WHAT NEEDS TO BE DONE » In full and without deviation, write out the entries that follow.

RECORD EXCERPTS »

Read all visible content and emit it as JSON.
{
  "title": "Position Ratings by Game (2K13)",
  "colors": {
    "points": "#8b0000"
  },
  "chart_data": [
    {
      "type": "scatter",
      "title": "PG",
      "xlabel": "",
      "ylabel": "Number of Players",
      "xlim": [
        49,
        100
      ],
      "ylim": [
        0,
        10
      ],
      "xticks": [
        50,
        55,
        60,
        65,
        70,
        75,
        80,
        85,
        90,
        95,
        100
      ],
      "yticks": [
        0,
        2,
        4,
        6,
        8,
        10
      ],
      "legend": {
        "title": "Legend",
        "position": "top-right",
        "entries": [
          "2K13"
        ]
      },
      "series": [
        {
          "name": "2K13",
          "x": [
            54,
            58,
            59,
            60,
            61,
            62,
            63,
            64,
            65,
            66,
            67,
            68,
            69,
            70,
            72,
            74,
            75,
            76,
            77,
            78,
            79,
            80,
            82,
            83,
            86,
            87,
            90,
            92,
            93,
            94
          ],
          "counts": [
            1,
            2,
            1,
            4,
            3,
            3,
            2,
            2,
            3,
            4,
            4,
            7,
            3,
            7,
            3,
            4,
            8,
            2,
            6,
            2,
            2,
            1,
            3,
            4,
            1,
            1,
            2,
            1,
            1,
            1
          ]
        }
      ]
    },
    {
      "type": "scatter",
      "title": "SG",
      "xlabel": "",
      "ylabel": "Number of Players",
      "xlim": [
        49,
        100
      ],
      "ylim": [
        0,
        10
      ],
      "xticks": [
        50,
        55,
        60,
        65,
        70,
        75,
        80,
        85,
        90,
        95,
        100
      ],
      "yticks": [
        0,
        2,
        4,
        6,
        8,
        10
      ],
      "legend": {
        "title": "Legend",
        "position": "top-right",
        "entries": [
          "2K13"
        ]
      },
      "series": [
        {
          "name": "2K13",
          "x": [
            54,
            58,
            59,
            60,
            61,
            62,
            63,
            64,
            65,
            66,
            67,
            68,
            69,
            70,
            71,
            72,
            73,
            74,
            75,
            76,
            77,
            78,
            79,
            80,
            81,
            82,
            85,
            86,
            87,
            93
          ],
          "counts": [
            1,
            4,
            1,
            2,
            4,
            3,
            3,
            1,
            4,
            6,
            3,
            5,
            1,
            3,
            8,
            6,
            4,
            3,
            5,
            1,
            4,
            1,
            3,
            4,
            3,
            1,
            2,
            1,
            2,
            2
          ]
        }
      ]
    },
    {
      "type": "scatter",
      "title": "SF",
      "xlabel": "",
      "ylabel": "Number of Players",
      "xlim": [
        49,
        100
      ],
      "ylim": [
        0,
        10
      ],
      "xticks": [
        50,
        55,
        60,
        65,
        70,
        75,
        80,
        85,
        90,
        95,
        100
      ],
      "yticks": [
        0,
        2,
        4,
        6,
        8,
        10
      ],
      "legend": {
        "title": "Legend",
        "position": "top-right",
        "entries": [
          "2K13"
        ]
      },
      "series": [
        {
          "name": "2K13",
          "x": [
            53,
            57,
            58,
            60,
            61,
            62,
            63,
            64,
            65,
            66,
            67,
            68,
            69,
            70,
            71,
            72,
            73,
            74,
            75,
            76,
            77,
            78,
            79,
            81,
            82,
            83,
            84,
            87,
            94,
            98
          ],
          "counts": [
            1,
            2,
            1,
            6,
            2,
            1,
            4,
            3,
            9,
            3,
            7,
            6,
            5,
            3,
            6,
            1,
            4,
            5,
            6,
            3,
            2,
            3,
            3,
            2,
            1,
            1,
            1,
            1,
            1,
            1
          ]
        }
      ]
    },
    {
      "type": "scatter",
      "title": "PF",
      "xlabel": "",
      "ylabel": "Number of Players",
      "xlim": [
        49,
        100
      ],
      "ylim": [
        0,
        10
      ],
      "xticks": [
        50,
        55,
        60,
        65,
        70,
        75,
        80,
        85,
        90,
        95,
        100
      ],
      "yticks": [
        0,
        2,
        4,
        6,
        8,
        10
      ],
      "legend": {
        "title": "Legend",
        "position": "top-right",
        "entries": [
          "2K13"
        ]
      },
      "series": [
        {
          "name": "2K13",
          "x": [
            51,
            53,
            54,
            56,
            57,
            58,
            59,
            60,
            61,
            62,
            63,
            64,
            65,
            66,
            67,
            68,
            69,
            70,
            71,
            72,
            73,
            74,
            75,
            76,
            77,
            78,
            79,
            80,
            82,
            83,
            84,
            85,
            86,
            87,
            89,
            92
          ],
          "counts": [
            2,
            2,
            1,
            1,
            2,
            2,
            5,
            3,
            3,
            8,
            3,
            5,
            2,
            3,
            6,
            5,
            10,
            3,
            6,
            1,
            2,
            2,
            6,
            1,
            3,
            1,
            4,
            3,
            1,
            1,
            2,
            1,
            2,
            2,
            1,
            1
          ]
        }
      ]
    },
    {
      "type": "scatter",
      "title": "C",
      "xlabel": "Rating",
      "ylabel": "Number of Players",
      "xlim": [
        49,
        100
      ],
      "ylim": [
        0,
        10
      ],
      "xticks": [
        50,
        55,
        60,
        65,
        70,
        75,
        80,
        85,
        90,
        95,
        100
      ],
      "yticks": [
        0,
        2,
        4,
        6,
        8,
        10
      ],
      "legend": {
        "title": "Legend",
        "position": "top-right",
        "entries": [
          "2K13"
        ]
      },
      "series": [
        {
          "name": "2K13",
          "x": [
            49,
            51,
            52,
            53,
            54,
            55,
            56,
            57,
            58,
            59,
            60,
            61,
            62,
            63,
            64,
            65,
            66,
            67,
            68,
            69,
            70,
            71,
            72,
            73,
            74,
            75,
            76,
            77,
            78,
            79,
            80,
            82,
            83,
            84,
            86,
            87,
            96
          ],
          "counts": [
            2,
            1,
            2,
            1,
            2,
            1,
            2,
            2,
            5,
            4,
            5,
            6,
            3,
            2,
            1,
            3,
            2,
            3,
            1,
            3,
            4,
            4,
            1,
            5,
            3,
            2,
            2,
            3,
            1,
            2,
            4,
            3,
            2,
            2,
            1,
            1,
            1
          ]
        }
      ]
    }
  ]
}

SOLUTION TO THE PROBLEM »
Read all visible content and emit it as JSON.
{
  "title": "Position Ratings by Game (2K13)",
  "colors": {
    "points": "#8b0000"
  },
  "chart_data": [
    {
      "type": "scatter",
      "title": "PG",
      "xlabel": "",
      "ylabel": "Number of Players",
      "xlim": [
        49,
        100
      ],
      "ylim": [
        0,
        10
      ],
      "xticks": [
        50,
        55,
        60,
        65,
        70,
        75,
        80,
        85,
        90,
        95,
        100
      ],
      "yticks": [
        0,
        2,
        4,
        6,
        8,
        10
      ],
      "legend": {
        "title": "Legend",
        "position": "top-right",
        "entries": [
          "2K13"
        ]
      },
      "series": [
        {
          "name": "2K13",
          "x": [
            54,
            58,
            59,
            60,
            61,
            62,
            63,
            64,
            65,
            66,
            67,
            68,
            69,
            70,
            72,
            74,
            75,
            76,
            77,
            78,
            79,
            80,
            82,
            83,
            86,
            87,
            90,
            92,
            93,
            94
          ],
          "counts": [
            1,
            2,
            1,
            4,
            3,
            3,
            2,
            2,
            3,
            4,
            4,
            7,
            3,
            7,
            3,
            4,
            8,
            2,
            6,
            2,
            2,
            1,
            3,
            4,
            1,
            1,
            2,
            1,
            1,
            1
          ]
        }
      ]
    },
    {
      "type": "scatter",
      "title": "SG",
      "xlabel": "",
      "ylabel": "Number of Players",
      "xlim": [
        49,
        100
      ],
      "ylim": [
        0,
        10
      ],
      "xticks": [
        50,
        55,
        60,
        65,
        70,
        75,
        80,
        85,
        90,
        95,
        100
      ],
      "yticks": [
        0,
        2,
        4,
        6,
        8,
        10
      ],
      "legend": {
        "title": "Legend",
        "position": "top-right",
        "entries": [
          "2K13"
        ]
      },
      "series": [
        {
          "name": "2K13",
          "x": [
            54,
            58,
            59,
            60,
            61,
            62,
            63,
            64,
            65,
            66,
            67,
            68,
            69,
            70,
            71,
            72,
            73,
            74,
            75,
            76,
            77,
            78,
            79,
            80,
            81,
            82,
            85,
            86,
            87,
            93
          ],
          "counts": [
            1,
            4,
            1,
            2,
            4,
            3,
            3,
            1,
            4,
            6,
            3,
            5,
            1,
            3,
            8,
            6,
            4,
            3,
            5,
            1,
            4,
            1,
            3,
            4,
            3,
            1,
            2,
            1,
            2,
            2
          ]
        }
      ]
    },
    {
      "type": "scatter",
      "title": "SF",
      "xlabel": "",
      "ylabel": "Number of Players",
      "xlim": [
        49,
        100
      ],
      "ylim": [
        0,
        10
      ],
      "xticks": [
        50,
        55,
        60,
        65,
        70,
        75,
        80,
        85,
        90,
        95,
        100
      ],
      "yticks": [
        0,
        2,
        4,
        6,
        8,
        10
      ],
      "legend": {
        "title": "Legend",
        "position": "top-right",
        "entries": [
          "2K13"
        ]
      },
      "series": [
        {
          "name": "2K13",
          "x": [
            53,
            57,
            58,
            60,
            61,
            62,
            63,
            64,
            65,
            66,
            67,
            68,
            69,
            70,
            71,
            72,
            73,
            74,
            75,
            76,
            77,
            78,
            79,
            81,
            82,
            83,
            84,
            87,
            94,
            98
          ],
          "counts": [
            1,
            2,
            1,
            6,
            2,
            1,
            4,
            3,
            9,
            3,
            7,
            6,
            5,
            3,
            6,
            1,
            4,
            5,
            6,
            3,
            2,
            3,
            3,
            2,
            1,
            1,
            1,
            1,
            1,
            1
          ]
        }
      ]
    },
    {
      "type": "scatter",
      "title": "PF",
      "xlabel": "",
      "ylabel": "Number of Players",
      "xlim": [
        49,
        100
      ],
      "ylim": [
        0,
        10
      ],
      "xticks": [
        50,
        55,
        60,
        65,
        70,
        75,
        80,
        85,
        90,
        95,
        100
      ],
      "yticks": [
        0,
        2,
        4,
        6,
        8,
        10
      ],
      "legend": {
        "title": "Legend",
        "position": "top-right",
        "entries": [
          "2K13"
        ]
      },
      "series": [
        {
          "name": "2K13",
          "x": [
            51,
            53,
            54,
            56,
            57,
            58,
            59,
            60,
            61,
            62,
            63,
            64,
            65,
            66,
            67,
            68,
            69,
            70,
            71,
            72,
            73,
            74,
            75,
            76,
            77,
            78,
            79,
            80,
            82,
            83,
            84,
            85,
            86,
            87,
            89,
            92
          ],
          "counts": [
            2,
            2,
            1,
            1,
            2,
            2,
            5,
            3,
            3,
            8,
            3,
            5,
            2,
            3,
            6,
            5,
            10,
            3,
            6,
            1,
            2,
            2,
            6,
            1,
            3,
            1,
            4,
            3,
            1,
            1,
            2,
            1,
            2,
            2,
            1,
            1
          ]
        }
      ]
    },
    {
      "type": "scatter",
      "title": "C",
      "xlabel": "Rating",
      "ylabel": "Number of Players",
      "xlim": [
        49,
        100
      ],
      "ylim": [
        0,
        10
      ],
      "xticks": [
        50,
        55,
        60,
        65,
        70,
        75,
        80,
        85,
        90,
        95,
        100
      ],
      "yticks": [
        0,
        2,
        4,
        6,
        8,
        10
      ],
      "legend": {
        "title": "Legend",
        "position": "top-right",
        "entries": [
          "2K13"
        ]
      },
      "series": [
        {
          "name": "2K13",
          "x": [
            49,
            51,
            52,
            53,
            54,
            55,
            56,
            57,
            58,
            59,
            60,
            61,
            62,
            63,
            64,
            65,
            66,
            67,
            68,
            69,
            70,
            71,
            72,
            73,
            74,
            75,
            76,
            77,
            78,
            79,
            80,
            82,
            83,
            84,
            86,
            87,
            96
          ],
          "counts": [
            2,
            1,
            2,
            1,
            2,
            1,
            2,
            2,
            5,
            4,
            5,
            6,
            3,
            2,
            1,
            3,
            2,
            3,
            1,
            3,
            4,
            4,
            1,
            5,
            3,
            2,
            2,
            3,
            1,
            2,
            4,
            3,
            2,
            2,
            1,
            1,
            1
          ]
        }
      ]
    }
  ]
}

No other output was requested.